### GIVEN TASK
Transcribe all of the records precisely as they are presented.
>> BEGIN RECORD LIST
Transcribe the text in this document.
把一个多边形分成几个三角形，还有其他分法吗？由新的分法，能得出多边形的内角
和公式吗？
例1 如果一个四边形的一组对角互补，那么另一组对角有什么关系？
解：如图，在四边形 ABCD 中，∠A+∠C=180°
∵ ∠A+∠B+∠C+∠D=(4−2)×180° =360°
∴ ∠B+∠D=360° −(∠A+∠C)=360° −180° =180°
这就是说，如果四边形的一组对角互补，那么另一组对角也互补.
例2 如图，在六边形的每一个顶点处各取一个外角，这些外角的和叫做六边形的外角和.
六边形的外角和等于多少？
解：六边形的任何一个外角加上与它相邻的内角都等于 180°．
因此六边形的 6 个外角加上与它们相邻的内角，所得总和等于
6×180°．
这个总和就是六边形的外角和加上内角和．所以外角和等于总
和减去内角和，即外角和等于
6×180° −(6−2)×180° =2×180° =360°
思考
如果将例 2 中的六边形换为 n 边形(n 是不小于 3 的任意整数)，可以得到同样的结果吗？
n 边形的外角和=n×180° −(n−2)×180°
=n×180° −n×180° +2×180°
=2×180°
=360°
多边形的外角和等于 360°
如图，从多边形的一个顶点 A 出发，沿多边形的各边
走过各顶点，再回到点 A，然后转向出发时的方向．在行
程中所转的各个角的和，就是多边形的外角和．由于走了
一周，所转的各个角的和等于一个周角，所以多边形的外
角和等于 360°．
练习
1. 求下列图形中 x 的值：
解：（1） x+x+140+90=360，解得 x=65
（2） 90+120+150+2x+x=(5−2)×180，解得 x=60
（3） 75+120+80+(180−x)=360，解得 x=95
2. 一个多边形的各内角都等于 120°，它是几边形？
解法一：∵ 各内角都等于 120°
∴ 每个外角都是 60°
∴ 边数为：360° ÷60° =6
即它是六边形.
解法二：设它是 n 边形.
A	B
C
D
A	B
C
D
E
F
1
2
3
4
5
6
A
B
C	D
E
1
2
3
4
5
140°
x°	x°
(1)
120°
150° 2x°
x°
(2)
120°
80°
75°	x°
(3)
>> END RECORD LIST
### SOLUTION TO THE EXERCISE
Transcribe the text in this document.
把一个多边形分成几个三角形，还有其他分法吗？由新的分法，能得出多边形的内角
和公式吗？
例1 如果一个四边形的一组对角互补，那么另一组对角有什么关系？
解：如图，在四边形 ABCD 中，∠A+∠C=180°
∵ ∠A+∠B+∠C+∠D=(4−2)×180° =360°
∴ ∠B+∠D=360° −(∠A+∠C)=360° −180° =180°
这就是说，如果四边形的一组对角互补，那么另一组对角也互补.
例2 如图，在六边形的每一个顶点处各取一个外角，这些外角的和叫做六边形的外角和.
六边形的外角和等于多少？
解：六边形的任何一个外角加上与它相邻的内角都等于 180°．
因此六边形的 6 个外角加上与它们相邻的内角，所得总和等于
6×180°．
这个总和就是六边形的外角和加上内角和．所以外角和等于总
和减去内角和，即外角和等于
6×180° −(6−2)×180° =2×180° =360°
思考
如果将例 2 中的六边形换为 n 边形(n 是不小于 3 的任意整数)，可以得到同样的结果吗？
n 边形的外角和=n×180° −(n−2)×180°
=n×180° −n×180° +2×180°
=2×180°
=360°
多边形的外角和等于 360°
如图，从多边形的一个顶点 A 出发，沿多边形的各边
走过各顶点，再回到点 A，然后转向出发时的方向．在行
程中所转的各个角的和，就是多边形的外角和．由于走了
一周，所转的各个角的和等于一个周角，所以多边形的外
角和等于 360°．
练习
1. 求下列图形中 x 的值：
解：（1） x+x+140+90=360，解得 x=65
（2） 90+120+150+2x+x=(5−2)×180，解得 x=60
（3） 75+120+80+(180−x)=360，解得 x=95
2. 一个多边形的各内角都等于 120°，它是几边形？
解法一：∵ 各内角都等于 120°
∴ 每个外角都是 60°
∴ 边数为：360° ÷60° =6
即它是六边形.
解法二：设它是 n 边形.
A	B
C
D
A	B
C
D
E
F
1
2
3
4
5
6
A
B
C	D
E
1
2
3
4
5
140°
x°	x°
(1)
120°
150° 2x°
x°
(2)
120°
80°
75°	x°
(3)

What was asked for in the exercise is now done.